[Reading passage]
SkyCity returns to normal as NZ Covid-19 alert downgraded
New Zealand-based casino operator SkyCity Entertainment Group is to return to normal operations at most of its casinos in the country after the country's government downgraded its novel coronavirus (Covid-19) alert to its lowest level.
Prime Minister Jacinda Arden yesterday (8 June) revealed there were no known active cases of Covid-19 in the country, with the last person that tested positive having now recovered.
As such, the government downgraded the Covid-19 alert to level one. This lifts most restrictions on social distancing and mass gatherings, though strict border controls will remain in place for the time being. New Zealand nationals and their families can enter the country, but must then go into quarantine for 14 days.
Downgrade means that SkyCity can now return to normal operations across its casinos, except the Wharf in Queenstown which remains closed.
“We are extremely excited to be welcoming all SkyCity customers back to our precincts,” SkyCity chief executive Graeme Stephens said. “It will be fantastic to be busy again and able to have the public enjoy the many different facets of our properties.”
“SkyCity remains committed to maintaining robust health and safety standards to manage the risks associated with Covid-19 and will be encouraging customers to maintain contact tracing via the Government’s NZ Covid-19 Tracer app.”
SkyCity’s properties in Auckland, Hamilton and Queenstown – excluding the Wharf Casino – reopened to customers on 14 May, having been closed since 23 March. Since then, only members of the operator's Premier Rewards loyalty programme have been allowed into the properties.
[/Reading passage]
• [Action item A]:
Answer these questions about the SkyCity article:
(i) On what date did SkyCity's properties in Auckland, Hamilton and Queenstown reopen to customers?
(ii) Which SkyCity casino remains closed?
(iii) For how many days must New Zealand nationals entering the country go into quarantine?
• [Action item B]:
Rewrite the SkyCity article from "Prime Minister Jacinda" to "having now recovered.", swapping "Prime Minister" for "Premier".
[Record set]
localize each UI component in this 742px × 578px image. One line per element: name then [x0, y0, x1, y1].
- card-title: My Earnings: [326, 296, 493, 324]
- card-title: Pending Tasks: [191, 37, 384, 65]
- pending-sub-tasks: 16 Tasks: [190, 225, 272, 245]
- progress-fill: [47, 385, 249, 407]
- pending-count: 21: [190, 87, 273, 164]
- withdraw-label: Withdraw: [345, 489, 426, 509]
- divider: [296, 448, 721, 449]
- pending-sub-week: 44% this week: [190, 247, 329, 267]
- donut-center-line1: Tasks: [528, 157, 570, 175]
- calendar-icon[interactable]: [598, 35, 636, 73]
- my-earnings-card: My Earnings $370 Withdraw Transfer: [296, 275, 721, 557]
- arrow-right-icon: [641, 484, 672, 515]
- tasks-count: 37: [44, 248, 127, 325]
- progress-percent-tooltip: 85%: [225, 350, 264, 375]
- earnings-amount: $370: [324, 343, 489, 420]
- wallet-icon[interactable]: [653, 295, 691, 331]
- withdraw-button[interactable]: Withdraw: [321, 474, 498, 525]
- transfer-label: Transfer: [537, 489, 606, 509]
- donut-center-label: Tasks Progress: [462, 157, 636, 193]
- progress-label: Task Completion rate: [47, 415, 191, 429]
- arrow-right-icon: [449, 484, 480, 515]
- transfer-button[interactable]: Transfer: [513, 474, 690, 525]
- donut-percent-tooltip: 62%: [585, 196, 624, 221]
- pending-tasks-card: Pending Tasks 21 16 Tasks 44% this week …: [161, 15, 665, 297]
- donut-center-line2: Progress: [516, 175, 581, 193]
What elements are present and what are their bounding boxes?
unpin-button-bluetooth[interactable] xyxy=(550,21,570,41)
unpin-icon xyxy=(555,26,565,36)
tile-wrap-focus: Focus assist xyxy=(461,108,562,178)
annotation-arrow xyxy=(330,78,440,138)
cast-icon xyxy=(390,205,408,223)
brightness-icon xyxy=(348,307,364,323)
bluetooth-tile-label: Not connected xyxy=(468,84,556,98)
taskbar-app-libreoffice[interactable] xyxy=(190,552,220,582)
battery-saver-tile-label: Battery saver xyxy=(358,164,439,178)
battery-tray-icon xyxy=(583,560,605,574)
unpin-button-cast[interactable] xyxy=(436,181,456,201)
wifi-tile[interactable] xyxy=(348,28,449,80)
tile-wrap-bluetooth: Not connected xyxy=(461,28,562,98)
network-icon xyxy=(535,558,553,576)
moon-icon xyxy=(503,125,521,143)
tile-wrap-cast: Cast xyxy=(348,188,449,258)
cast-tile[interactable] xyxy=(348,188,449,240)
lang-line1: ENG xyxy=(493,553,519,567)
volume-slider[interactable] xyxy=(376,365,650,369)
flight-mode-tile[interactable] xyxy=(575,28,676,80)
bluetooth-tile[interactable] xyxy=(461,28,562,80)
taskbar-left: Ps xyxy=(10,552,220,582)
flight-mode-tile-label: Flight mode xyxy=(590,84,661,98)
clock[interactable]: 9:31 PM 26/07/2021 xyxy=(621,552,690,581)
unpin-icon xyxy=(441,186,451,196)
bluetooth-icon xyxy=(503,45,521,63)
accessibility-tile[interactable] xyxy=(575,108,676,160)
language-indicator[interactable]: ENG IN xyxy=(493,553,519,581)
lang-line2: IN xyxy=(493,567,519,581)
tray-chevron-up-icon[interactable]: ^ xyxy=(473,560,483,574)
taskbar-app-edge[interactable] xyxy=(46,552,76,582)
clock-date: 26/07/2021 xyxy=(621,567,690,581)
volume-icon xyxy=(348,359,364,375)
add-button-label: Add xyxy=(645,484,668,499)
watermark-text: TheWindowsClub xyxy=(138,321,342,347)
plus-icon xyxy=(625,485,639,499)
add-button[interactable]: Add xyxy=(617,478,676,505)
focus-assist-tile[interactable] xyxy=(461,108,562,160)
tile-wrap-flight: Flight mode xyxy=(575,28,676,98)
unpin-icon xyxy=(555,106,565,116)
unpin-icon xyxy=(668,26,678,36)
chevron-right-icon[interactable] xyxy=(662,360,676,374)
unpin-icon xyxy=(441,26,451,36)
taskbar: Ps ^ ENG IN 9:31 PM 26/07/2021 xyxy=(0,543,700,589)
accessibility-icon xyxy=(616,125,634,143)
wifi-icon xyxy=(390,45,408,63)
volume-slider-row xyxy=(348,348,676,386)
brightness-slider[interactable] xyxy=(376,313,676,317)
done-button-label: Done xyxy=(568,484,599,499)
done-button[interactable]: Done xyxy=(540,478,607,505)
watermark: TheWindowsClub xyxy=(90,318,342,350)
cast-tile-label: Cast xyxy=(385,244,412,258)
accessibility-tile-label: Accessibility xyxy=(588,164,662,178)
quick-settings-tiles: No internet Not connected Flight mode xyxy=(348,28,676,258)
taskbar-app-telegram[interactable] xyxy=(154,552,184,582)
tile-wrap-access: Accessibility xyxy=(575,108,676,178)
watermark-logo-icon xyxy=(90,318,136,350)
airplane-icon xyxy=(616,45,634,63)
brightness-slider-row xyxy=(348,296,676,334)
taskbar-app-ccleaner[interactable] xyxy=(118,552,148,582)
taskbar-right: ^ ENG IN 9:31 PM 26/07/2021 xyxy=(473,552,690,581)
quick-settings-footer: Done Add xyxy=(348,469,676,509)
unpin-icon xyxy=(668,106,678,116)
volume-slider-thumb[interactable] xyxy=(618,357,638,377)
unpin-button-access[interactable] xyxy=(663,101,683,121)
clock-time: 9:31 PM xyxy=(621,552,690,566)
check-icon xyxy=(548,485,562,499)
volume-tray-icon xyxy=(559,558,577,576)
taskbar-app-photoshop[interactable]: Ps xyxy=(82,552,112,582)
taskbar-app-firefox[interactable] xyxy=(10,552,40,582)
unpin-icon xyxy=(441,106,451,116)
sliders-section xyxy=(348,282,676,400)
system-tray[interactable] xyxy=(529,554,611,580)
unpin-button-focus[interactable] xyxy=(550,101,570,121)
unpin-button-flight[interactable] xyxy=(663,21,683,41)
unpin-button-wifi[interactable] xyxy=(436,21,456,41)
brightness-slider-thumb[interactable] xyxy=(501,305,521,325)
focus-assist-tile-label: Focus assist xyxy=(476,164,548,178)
[/Record set]
• [Written response A]:
(i) 14 May
(ii) The Wharf in Queenstown
(iii) 14 days

• [Written response B]:
Premier Jacinda Arden yesterday (8 June) revealed there were no known active cases of Covid-19 in the country, with the last person that tested positive having now recovered.